┌──

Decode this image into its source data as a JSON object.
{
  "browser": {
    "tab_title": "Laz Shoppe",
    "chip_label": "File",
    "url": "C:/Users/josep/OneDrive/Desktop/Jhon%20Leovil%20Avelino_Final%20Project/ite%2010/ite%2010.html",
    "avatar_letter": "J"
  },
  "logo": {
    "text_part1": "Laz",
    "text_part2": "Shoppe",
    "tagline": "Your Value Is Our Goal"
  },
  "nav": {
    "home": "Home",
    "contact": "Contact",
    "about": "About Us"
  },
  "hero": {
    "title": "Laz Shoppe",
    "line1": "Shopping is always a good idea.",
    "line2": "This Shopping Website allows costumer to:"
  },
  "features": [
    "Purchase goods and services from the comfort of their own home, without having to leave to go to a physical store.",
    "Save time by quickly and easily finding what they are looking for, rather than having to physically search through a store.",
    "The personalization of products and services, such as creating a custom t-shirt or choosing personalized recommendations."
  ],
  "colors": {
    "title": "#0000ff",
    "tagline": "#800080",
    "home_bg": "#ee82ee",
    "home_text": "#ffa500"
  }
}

└──

**REQUIREMENT**
Check every line of the records above for the string "Shoppe" and say how many contain it, giving the number alone.

**EXERCISE SOLUTION**
3